Your task » Copy out each line featuring the string "this" from the entries beneath.

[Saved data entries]
——

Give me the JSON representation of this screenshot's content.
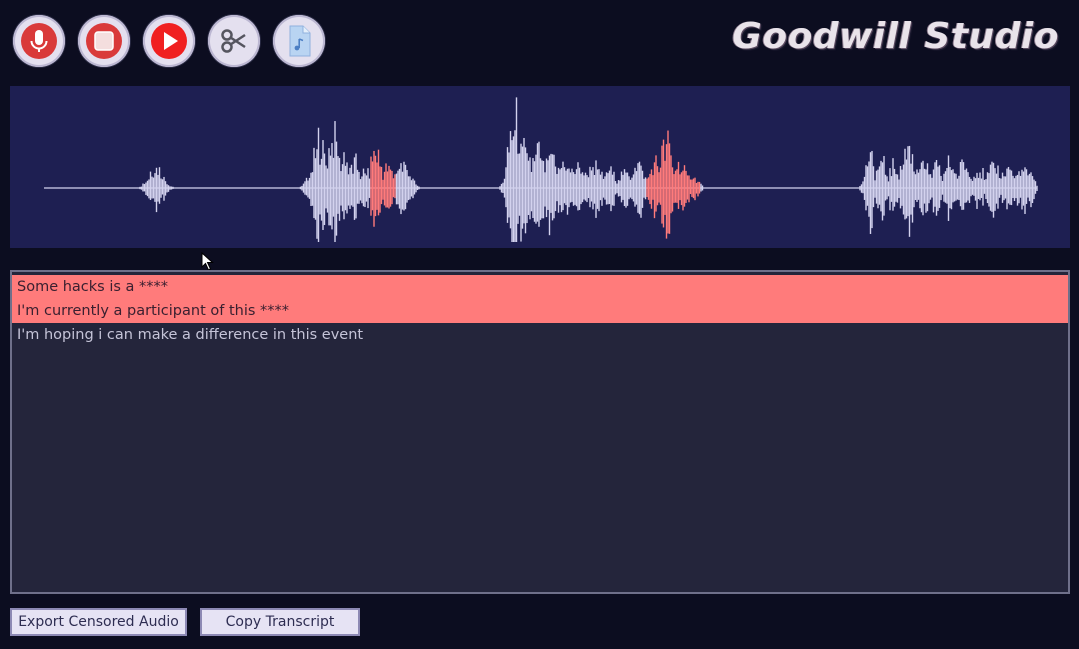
{
  "app": {
    "logo_text": "Goodwill Studio"
  },
  "toolbar": {
    "buttons": [
      {
        "name": "record",
        "icon": "microphone-icon",
        "color": "#d93a3a"
      },
      {
        "name": "stop",
        "icon": "stop-icon",
        "color": "#d93a3a"
      },
      {
        "name": "play",
        "icon": "play-icon",
        "color": "#f02020"
      },
      {
        "name": "cut",
        "icon": "scissors-icon",
        "color": "#6a6a78"
      },
      {
        "name": "file",
        "icon": "audio-file-icon",
        "color": "#a9c8ec"
      }
    ]
  },
  "waveform": {
    "base_color": "#d3d2ee",
    "censored_color": "#ff7b7b",
    "background": "#1e1f52"
  },
  "transcript": {
    "lines": [
      {
        "text": "Some hacks is a ****",
        "censored": true
      },
      {
        "text": "I'm currently a participant of this ****",
        "censored": true
      },
      {
        "text": "I'm hoping i can make a difference in this event",
        "censored": false
      }
    ]
  },
  "actions": {
    "export_label": "Export Censored Audio",
    "copy_label": "Copy Transcript"
  }
}
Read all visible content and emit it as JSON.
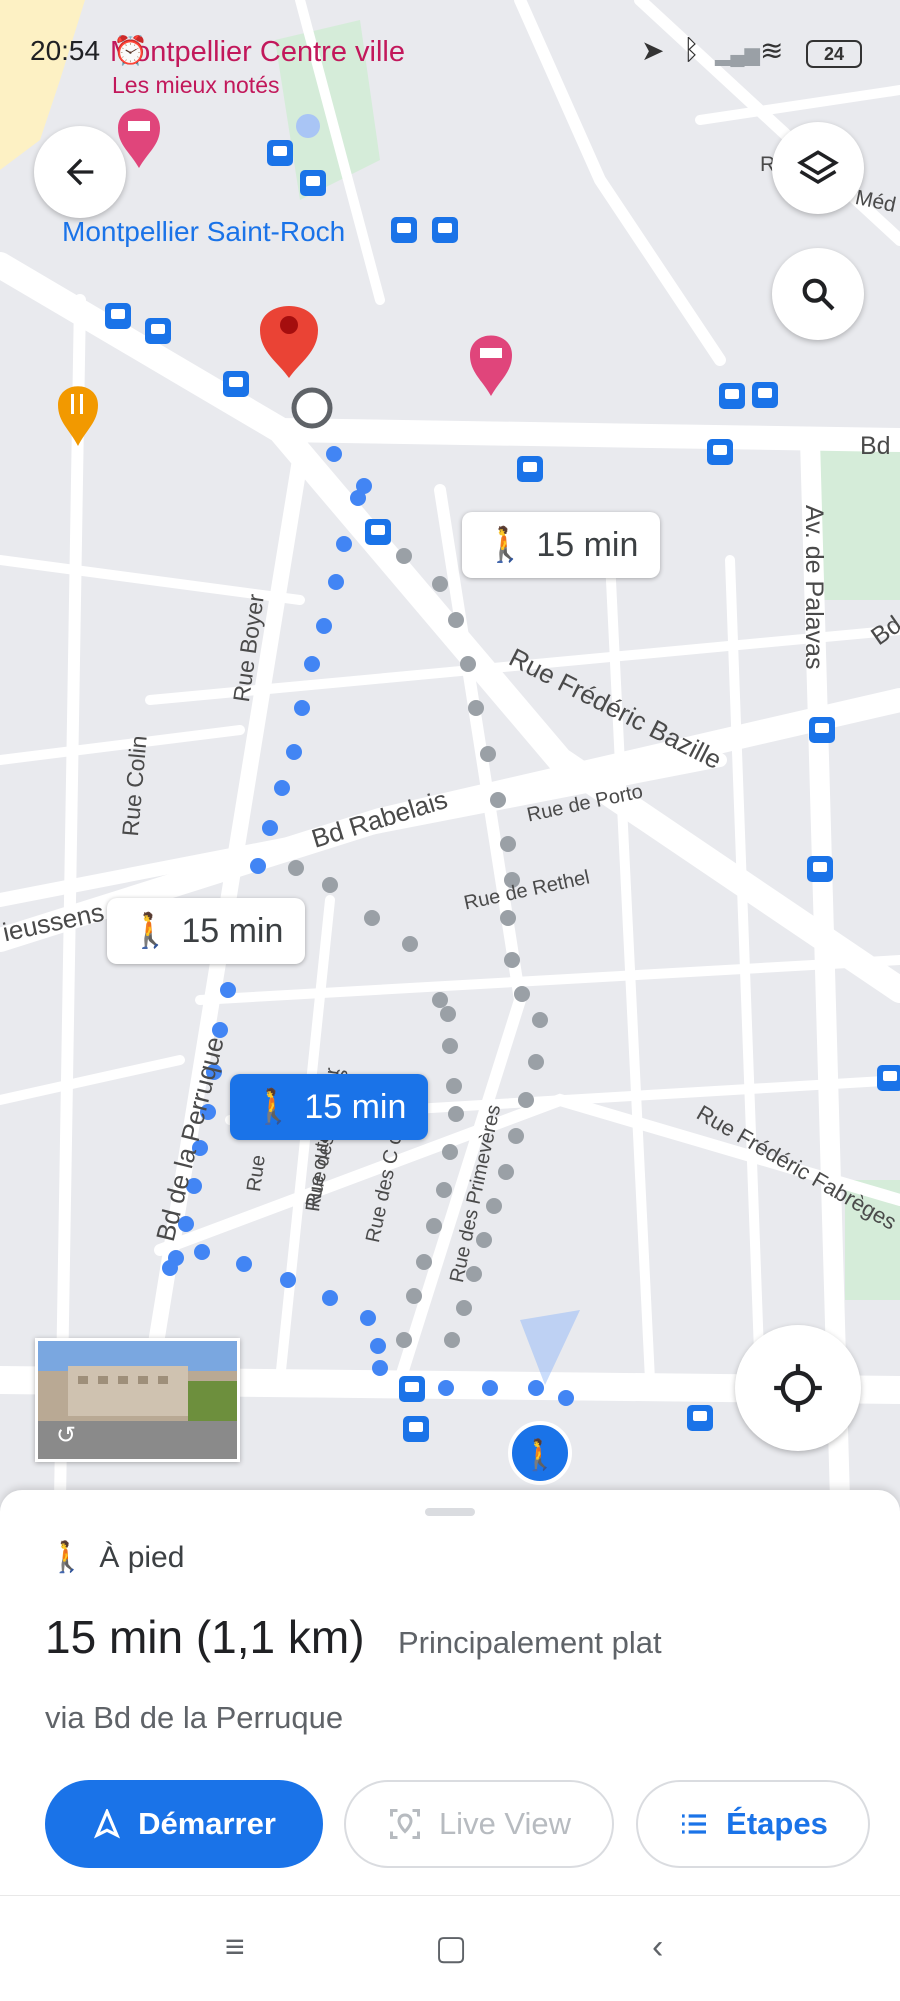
{
  "status_bar": {
    "time": "20:54",
    "battery": "24"
  },
  "map": {
    "place_title": "Montpellier Centre ville",
    "place_subtitle": "Les mieux notés",
    "station_label": "Montpellier Saint-Roch",
    "streets": {
      "rue_boyer": "Rue Boyer",
      "rue_colin": "Rue Colin",
      "bd_rabelais": "Bd Rabelais",
      "rue_de_porto": "Rue de Porto",
      "rue_de_rethel": "Rue de Rethel",
      "rue_frederic_bazille": "Rue Frédéric Bazille",
      "av_de_palavas": "Av. de Palavas",
      "bd_la_perruque": "Bd de la Perruque",
      "rue_frederic_fabreges": "Rue Frédéric Fabrèges",
      "vieussens": "ieussens",
      "bd_top": "Bd",
      "bd_mid": "Bd",
      "med": "Méd",
      "r_label": "R",
      "rue_des_primeveres": "Rue des Primevères",
      "rue_des_c": "Rue des C   cots",
      "rue_des_gerettes": "Rue des   erettes",
      "rue_boutons_dor": "Rue   outons d'Or",
      "rue_left": "Rue"
    },
    "route_chips": [
      {
        "label": "15 min",
        "selected": false
      },
      {
        "label": "15 min",
        "selected": false
      },
      {
        "label": "15 min",
        "selected": true
      }
    ]
  },
  "sheet": {
    "mode_label": "À pied",
    "duration": "15 min (1,1 km)",
    "terrain": "Principalement plat",
    "via": "via Bd de la Perruque",
    "start_button": "Démarrer",
    "live_view_button": "Live View",
    "steps_button": "Étapes"
  },
  "icons": {
    "back": "back-arrow-icon",
    "layers": "layers-icon",
    "search": "search-icon",
    "location": "my-location-icon",
    "walk": "walking-person-icon"
  },
  "colors": {
    "primary_route": "#4285f4",
    "alt_route": "#9aa0a6",
    "accent": "#1a73e8",
    "pin": "#ea4335",
    "poi_pink": "#e0457b"
  }
}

——

Written response »
Give me the JSON representation of this screenshot's content.
        "text": "I'm currently a participant of this ****",
        "text": "I'm hoping i can make a difference in this event",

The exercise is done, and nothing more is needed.